**Exercise details:**
Examine the material below. Gather every line in which the string "فيسقط" appears.
··········
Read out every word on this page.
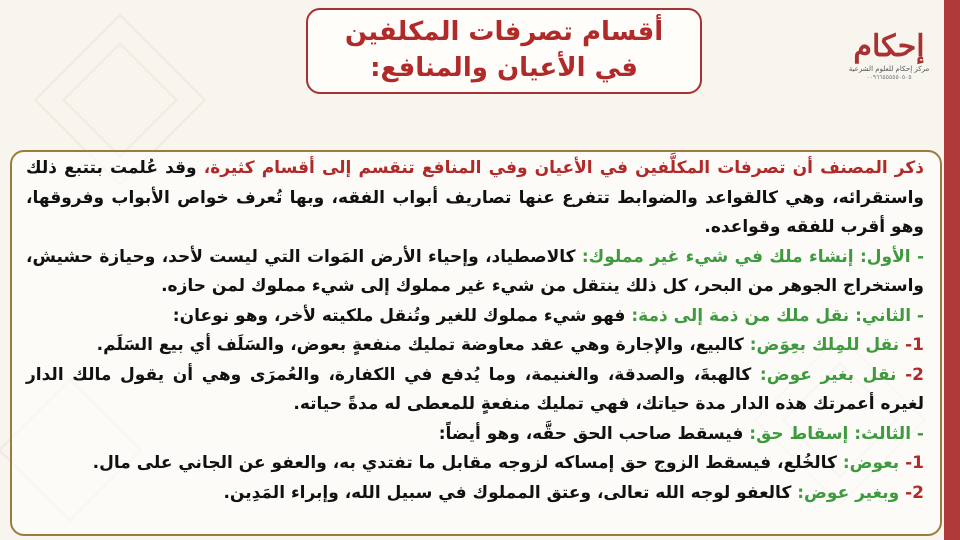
إحكام
مركز إحكام للعلوم الشرعية
٠٠٩٦٦٥٥٥٥٥٠٥٠٥
أقسام تصرفات المكلفين
في الأعيان والمنافع:

ذكر المصنف أن تصرفات المكلَّفين في الأعيان وفي المنافع تنقسم إلى أقسام كثيرة، وقد عُلمت بتتبع ذلك واستقرائه، وهي كالقواعد والضوابط تتفرع عنها تصاريف أبواب الفقه، وبها تُعرف خواص الأبواب وفروقها، وهو أقرب للفقه وقواعده.

- الأول: إنشاء ملك في شيء غير مملوك: كالاصطياد، وإحياء الأرض المَوات التي ليست لأحد، وحيازة حشيش، واستخراج الجوهر من البحر، كل ذلك ينتقل من شيء غير مملوك إلى شيء مملوك لمن حازه.

- الثاني: نقل ملك من ذمة إلى ذمة: فهو شيء مملوك للغير وتُنقل ملكيته لأخر، وهو نوعان:

1- نقل للمِلك بعِوَض: كالبيع، والإجارة وهي عقد معاوضة تمليك منفعةٍ بعوض، والسَلَف أي بيع السَلَم.

2- نقل بغير عوض: كالهبةَ، والصدقة، والغنيمة، وما يُدفع في الكفارة، والعُمرَى وهي أن يقول مالك الدار لغيره أعمرتك هذه الدار مدة حياتك، فهي تمليك منفعةٍ للمعطى له مدةً حياته.

- الثالث: إسقاط حق: فيسقط صاحب الحق حقَّه، وهو أيضاً:

1- بعوض: كالخُلع، فيسقط الزوج حق إمساكه لزوجه مقابل ما تفتدي به، والعفو عن الجاني على مال.

2- وبغير عوض: كالعفو لوجه الله تعالى، وعتق المملوك في سبيل الله، وإبراء المَدِين.
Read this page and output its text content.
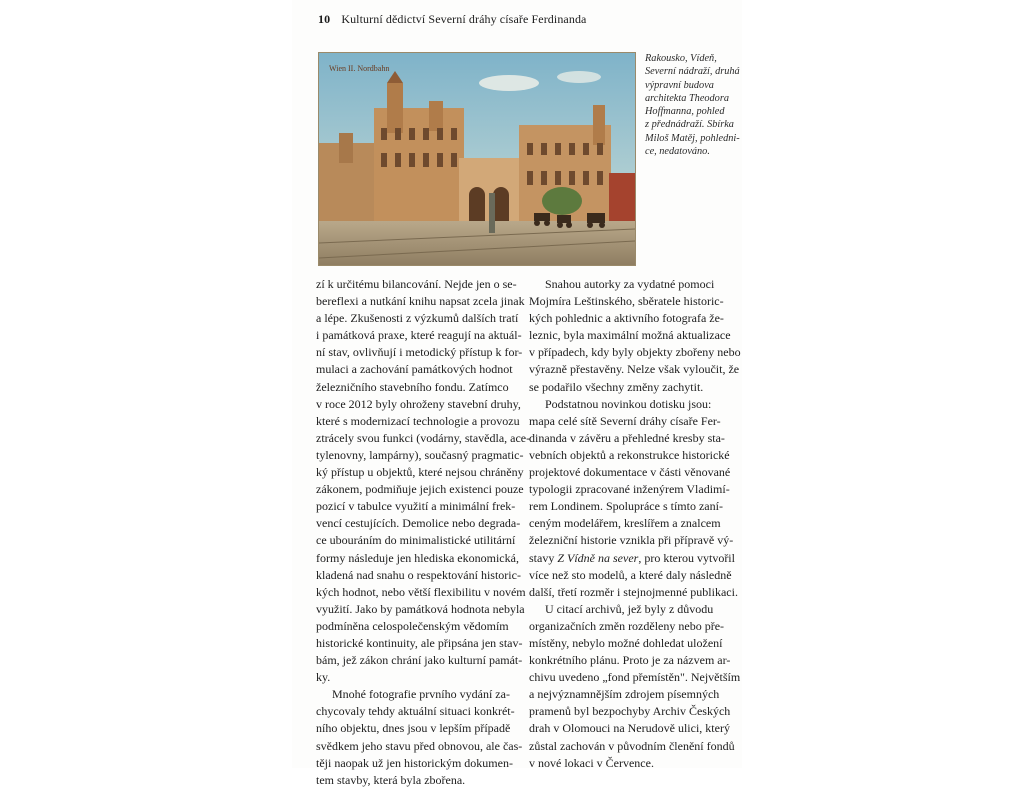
10 Kulturní dědictví Severní dráhy císaře Ferdinanda
Wien II. Nordbahn
Rakousko, Vídeň,
Severní nádraží, druhá
výpravní budova
architekta Theodora
Hoffmanna, pohled
z přednádraží. Sbírka
Miloš Matěj, pohledni-
ce, nedatováno.
zí k určitému bilancování. Nejde jen o se-
bereflexi a nutkání knihu napsat zcela jinak
a lépe. Zkušenosti z výzkumů dalších tratí
i památková praxe, které reagují na aktuál-
ní stav, ovlivňují i metodický přístup k for-
mulaci a zachování památkových hodnot
železničního stavebního fondu. Zatímco
v roce 2012 byly ohroženy stavební druhy,
které s modernizací technologie a provozu
ztrácely svou funkci (vodárny, stavědla, ace-
tylenovny, lampárny), současný pragmatic-
ký přístup u objektů, které nejsou chráněny
zákonem, podmiňuje jejich existenci pouze
pozicí v tabulce využití a minimální frek-
vencí cestujících. Demolice nebo degrada-
ce ubouráním do minimalistické utilitární
formy následuje jen hlediska ekonomická,
kladená nad snahu o respektování historic-
kých hodnot, nebo větší flexibilitu v novém
využití. Jako by památková hodnota nebyla
podmíněna celospolečenským vědomím
historické kontinuity, ale připsána jen stav-
bám, jež zákon chrání jako kulturní památ-
ky.
Mnohé fotografie prvního vydání za-
chycovaly tehdy aktuální situaci konkrét-
ního objektu, dnes jsou v lepším případě
svědkem jeho stavu před obnovou, ale čas-
těji naopak už jen historickým dokumen-
tem stavby, která byla zbořena.
Snahou autorky za vydatné pomoci
Mojmíra Leštinského, sběratele historic-
kých pohlednic a aktivního fotografa že-
leznic, byla maximální možná aktualizace
v případech, kdy byly objekty zbořeny nebo
výrazně přestavěny. Nelze však vyloučit, že
se podařilo všechny změny zachytit.
Podstatnou novinkou dotisku jsou:
mapa celé sítě Severní dráhy císaře Fer-
dinanda v závěru a přehledné kresby sta-
vebních objektů a rekonstrukce historické
projektové dokumentace v části věnované
typologii zpracované inženýrem Vladimí-
rem Londinem. Spolupráce s tímto zaní-
ceným modelářem, kreslířem a znalcem
železniční historie vznikla při přípravě vý-
stavy Z Vídně na sever, pro kterou vytvořil
více než sto modelů, a které daly následně
další, třetí rozměr i stejnojmenné publikaci.
U citací archivů, jež byly z důvodu
organizačních změn rozděleny nebo pře-
místěny, nebylo možné dohledat uložení
konkrétního plánu. Proto je za názvem ar-
chivu uvedeno „fond přemístěn". Největším
a nejvýznamnějším zdrojem písemných
pramenů byl bezpochyby Archiv Českých
drah v Olomouci na Nerudově ulici, který
zůstal zachován v původním členění fondů
v nové lokaci v Července.
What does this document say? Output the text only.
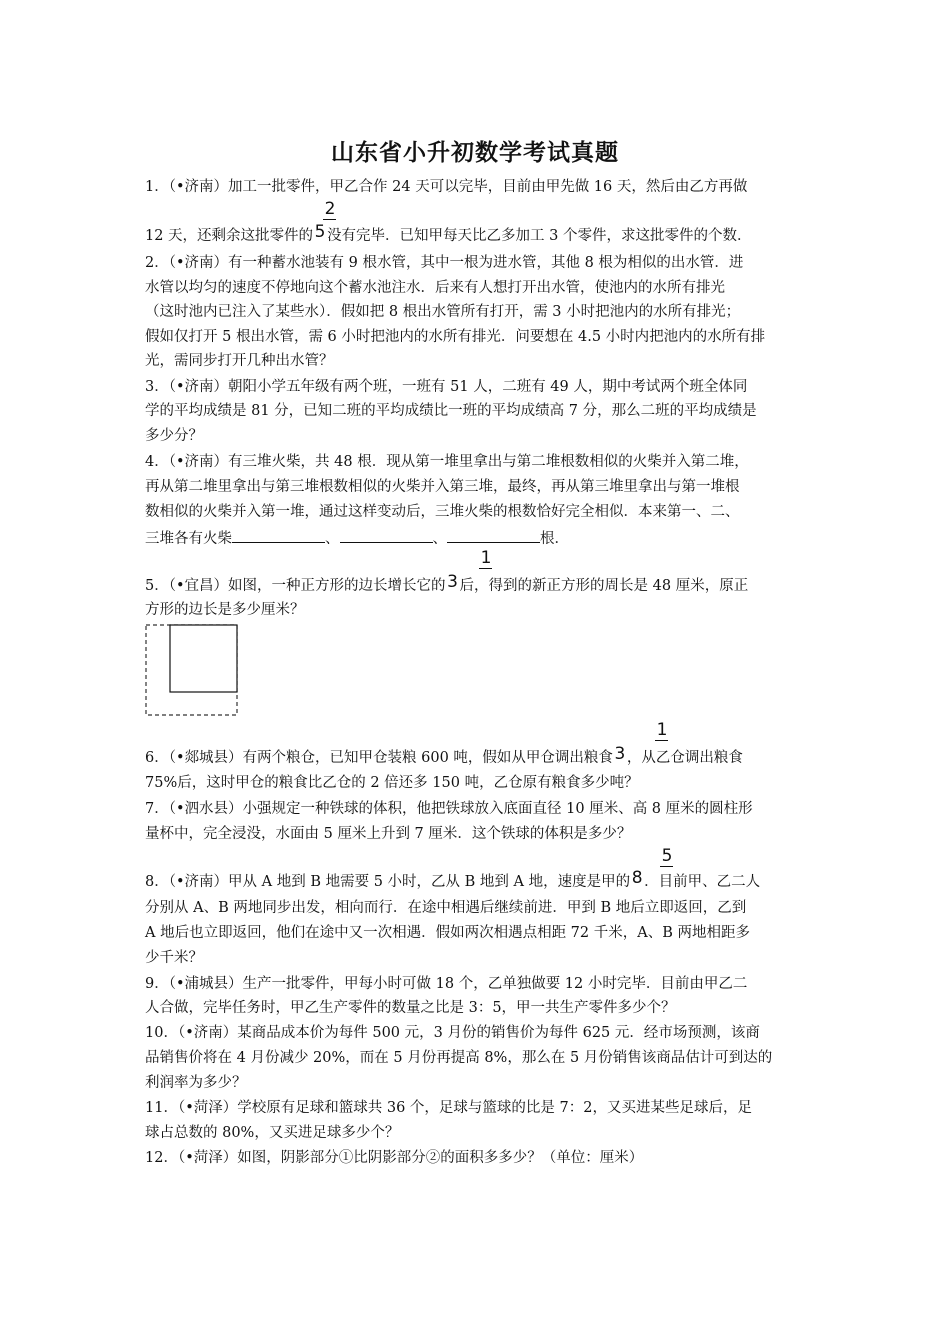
山东省小升初数学考试真题
1．（•济南）加工一批零件，甲乙合作 24 天可以完毕，目前由甲先做 16 天，然后由乙方再做
2
12 天，还剩余这批零件的5 没有完毕．已知甲每天比乙多加工 3 个零件，求这批零件的个数．
2．（•济南）有一种蓄水池装有 9 根水管，其中一根为进水管，其他 8 根为相似的出水管．进
水管以均匀的速度不停地向这个蓄水池注水．后来有人想打开出水管，使池内的水所有排光
（这时池内已注入了某些水）．假如把 8 根出水管所有打开，需 3 小时把池内的水所有排光；
假如仅打开 5 根出水管，需 6 小时把池内的水所有排光．问要想在 4.5 小时内把池内的水所有排
光，需同步打开几种出水管？
3．（•济南）朝阳小学五年级有两个班，一班有 51 人，二班有 49 人，期中考试两个班全体同
学的平均成绩是 81 分，已知二班的平均成绩比一班的平均成绩高 7 分，那么二班的平均成绩是
多少分？
4．（•济南）有三堆火柴，共 48 根．现从第一堆里拿出与第二堆根数相似的火柴并入第二堆，
再从第二堆里拿出与第三堆根数相似的火柴并入第三堆，最终，再从第三堆里拿出与第一堆根
数相似的火柴并入第一堆，通过这样变动后，三堆火柴的根数恰好完全相似．本来第一、二、
三堆各有火柴	、	、	根．
1
5．（•宜昌）如图，一种正方形的边长增长它的3 后，得到的新正方形的周长是 48 厘米，原正
方形的边长是多少厘米？
1
6．（•郯城县）有两个粮仓，已知甲仓装粮 600 吨，假如从甲仓调出粮食3 ，从乙仓调出粮食
75%后，这时甲仓的粮食比乙仓的 2 倍还多 150 吨，乙仓原有粮食多少吨？
7．（•泗水县）小强规定一种铁球的体积，他把铁球放入底面直径 10 厘米、高 8 厘米的圆柱形
量杯中，完全浸没，水面由 5 厘米上升到 7 厘米．这个铁球的体积是多少？
5
8．（•济南）甲从 A 地到 B 地需要 5 小时，乙从 B 地到 A 地，速度是甲的8 ．目前甲、乙二人
分别从 A、B 两地同步出发，相向而行．在途中相遇后继续前进．甲到 B 地后立即返回，乙到
A 地后也立即返回，他们在途中又一次相遇．假如两次相遇点相距 72 千米，A、B 两地相距多
少千米？
9．（•浦城县）生产一批零件，甲每小时可做 18 个，乙单独做要 12 小时完毕．目前由甲乙二
人合做，完毕任务时，甲乙生产零件的数量之比是 3：5，甲一共生产零件多少个？
10．（•济南）某商品成本价为每件 500 元，3 月份的销售价为每件 625 元．经市场预测，该商
品销售价将在 4 月份减少 20%，而在 5 月份再提高 8%，那么在 5 月份销售该商品估计可到达的
利润率为多少？
11．（•菏泽）学校原有足球和篮球共 36 个，足球与篮球的比是 7：2，又买进某些足球后，足
球占总数的 80%，又买进足球多少个？
12．（•菏泽）如图，阴影部分①比阴影部分②的面积多多少？（单位：厘米）
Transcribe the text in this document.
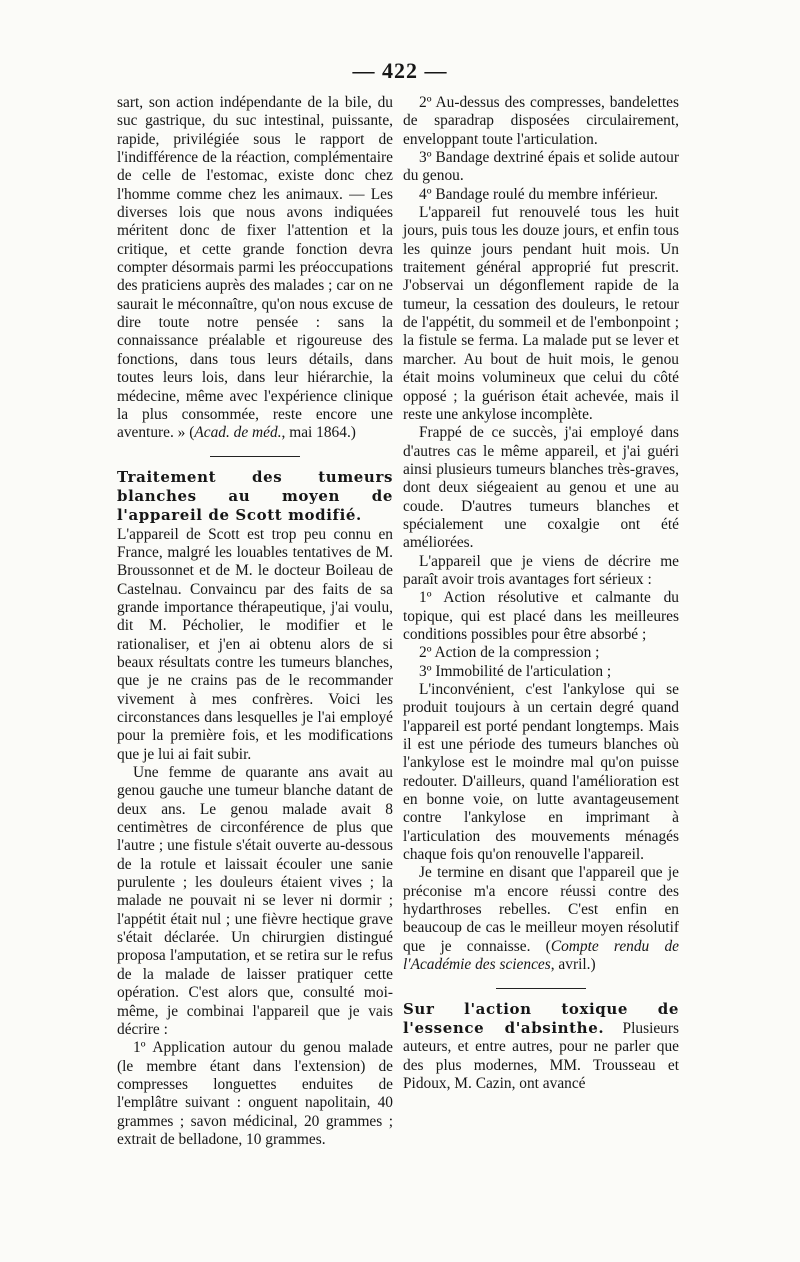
— 422 —

sart, son action indépendante de la bile, du suc gastrique, du suc intestinal, puissante, rapide, privilégiée sous le rapport de l'indifférence de la réaction, complémentaire de celle de l'estomac, existe donc chez l'homme comme chez les animaux. — Les diverses lois que nous avons indiquées méritent donc de fixer l'attention et la critique, et cette grande fonction devra compter désormais parmi les préoccupations des praticiens auprès des malades ; car on ne saurait le méconnaître, qu'on nous excuse de dire toute notre pensée : sans la connaissance préalable et rigoureuse des fonctions, dans tous leurs détails, dans toutes leurs lois, dans leur hiérarchie, la médecine, même avec l'expérience clinique la plus consommée, reste encore une aventure. » (Acad. de méd., mai 1864.)

Traitement des tumeurs blanches au moyen de l'appareil de Scott modifié.

L'appareil de Scott est trop peu connu en France, malgré les louables tentatives de M. Broussonnet et de M. le docteur Boileau de Castelnau. Convaincu par des faits de sa grande importance thérapeutique, j'ai voulu, dit M. Pécholier, le modifier et le rationaliser, et j'en ai obtenu alors de si beaux résultats contre les tumeurs blanches, que je ne crains pas de le recommander vivement à mes confrères. Voici les circonstances dans lesquelles je l'ai employé pour la première fois, et les modifications que je lui ai fait subir.

Une femme de quarante ans avait au genou gauche une tumeur blanche datant de deux ans. Le genou malade avait 8 centimètres de circonférence de plus que l'autre ; une fistule s'était ouverte au-dessous de la rotule et laissait écouler une sanie purulente ; les douleurs étaient vives ; la malade ne pouvait ni se lever ni dormir ; l'appétit était nul ; une fièvre hectique grave s'était déclarée. Un chirurgien distingué proposa l'amputation, et se retira sur le refus de la malade de laisser pratiquer cette opération. C'est alors que, consulté moi-même, je combinai l'appareil que je vais décrire :

1º Application autour du genou malade (le membre étant dans l'extension) de compresses longuettes enduites de l'emplâtre suivant : onguent napolitain, 40 grammes ; savon médicinal, 20 grammes ; extrait de belladone, 10 grammes.

2º Au-dessus des compresses, bandelettes de sparadrap disposées circulairement, enveloppant toute l'articulation.

3º Bandage dextriné épais et solide autour du genou.

4º Bandage roulé du membre inférieur.

L'appareil fut renouvelé tous les huit jours, puis tous les douze jours, et enfin tous les quinze jours pendant huit mois. Un traitement général approprié fut prescrit. J'observai un dégonflement rapide de la tumeur, la cessation des douleurs, le retour de l'appétit, du sommeil et de l'embonpoint ; la fistule se ferma. La malade put se lever et marcher. Au bout de huit mois, le genou était moins volumineux que celui du côté opposé ; la guérison était achevée, mais il reste une ankylose incomplète.

Frappé de ce succès, j'ai employé dans d'autres cas le même appareil, et j'ai guéri ainsi plusieurs tumeurs blanches très-graves, dont deux siégeaient au genou et une au coude. D'autres tumeurs blanches et spécialement une coxalgie ont été améliorées.

L'appareil que je viens de décrire me paraît avoir trois avantages fort sérieux :

1º Action résolutive et calmante du topique, qui est placé dans les meilleures conditions possibles pour être absorbé ;

2º Action de la compression ;

3º Immobilité de l'articulation ;

L'inconvénient, c'est l'ankylose qui se produit toujours à un certain degré quand l'appareil est porté pendant longtemps. Mais il est une période des tumeurs blanches où l'ankylose est le moindre mal qu'on puisse redouter. D'ailleurs, quand l'amélioration est en bonne voie, on lutte avantageusement contre l'ankylose en imprimant à l'articulation des mouvements ménagés chaque fois qu'on renouvelle l'appareil.

Je termine en disant que l'appareil que je préconise m'a encore réussi contre des hydarthroses rebelles. C'est enfin en beaucoup de cas le meilleur moyen résolutif que je connaisse. (Compte rendu de l'Académie des sciences, avril.)

Sur l'action toxique de l'essence d'absinthe. Plusieurs auteurs, et entre autres, pour ne parler que des plus modernes, MM. Trousseau et Pidoux, M. Cazin, ont avancé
··········
**Answer to the problem:**
- الثالث: إسقاط حق: فيسقط صاحب الحق حقَّه، وهو أيضاً:
1- بعوض: كالخُلع، فيسقط الزوج حق إمساكه لزوجه مقابل ما تفتدي به، والعفو عن الجاني على مال.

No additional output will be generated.